## Begin Given entries
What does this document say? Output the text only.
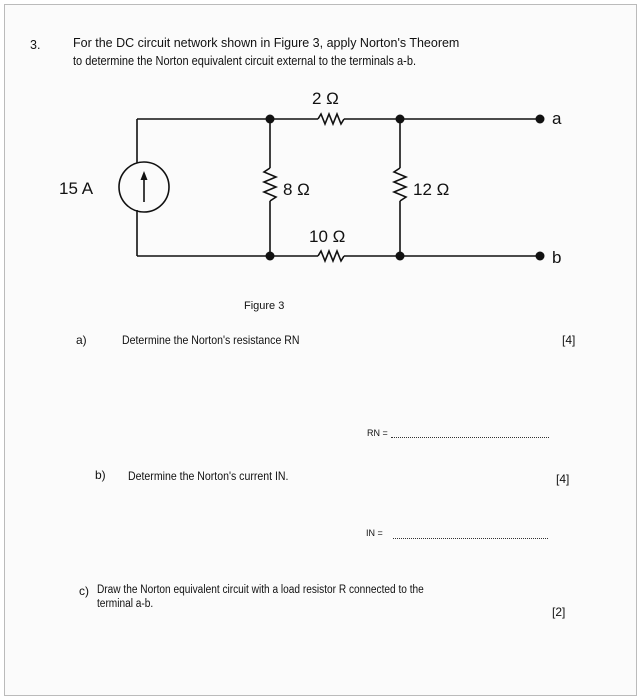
3.	For the DC circuit network shown in Figure 3, apply Norton's Theorem
to determine the Norton equivalent circuit external to the terminals a-b.
2 Ω
15 A	8 Ω	12 Ω
10 Ω
a
b
Figure 3
a)	Determine the Norton's resistance RN	[4]
RN =
b) Determine the Norton's current IN.	[4]
IN =
c) Draw the Norton equivalent circuit with a load resistor R connected to the
terminal a-b.
[2]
## End Given entries
Task description: Where does the word "equivalent" appear? Return each line that holds it.

Written response:
to determine the Norton equivalent circuit external to the terminals a-b.
c) Draw the Norton equivalent circuit with a load resistor R connected to the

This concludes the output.